[Records of document pages]

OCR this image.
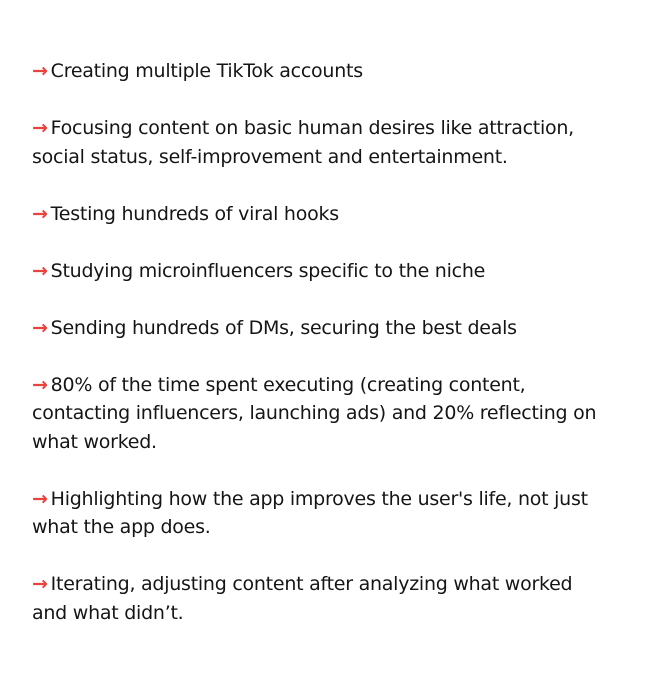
→ Creating multiple TikTok accounts

→ Focusing content on basic human desires like attraction, social status, self-improvement and entertainment.

→ Testing hundreds of viral hooks

→ Studying microinfluencers specific to the niche

→ Sending hundreds of DMs, securing the best deals

→ 80% of the time spent executing (creating content, contacting influencers, launching ads) and 20% reflecting on what worked.

→ Highlighting how the app improves the user's life, not just what the app does.

→ Iterating, adjusting content after analyzing what worked and what didn’t.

* [Activity] Retype every entry word for word, but do not carry over the pictures.

* [Response to this exercise]
OCR this image.
→ Creating multiple TikTok accounts

→ Focusing content on basic human desires like attraction, social status, self-improvement and entertainment.

→ Testing hundreds of viral hooks

→ Studying microinfluencers specific to the niche

→ Sending hundreds of DMs, securing the best deals

→ 80% of the time spent executing (creating content, contacting influencers, launching ads) and 20% reflecting on what worked.

→ Highlighting how the app improves the user's life, not just what the app does.

→ Iterating, adjusting content after analyzing what worked and what didn’t.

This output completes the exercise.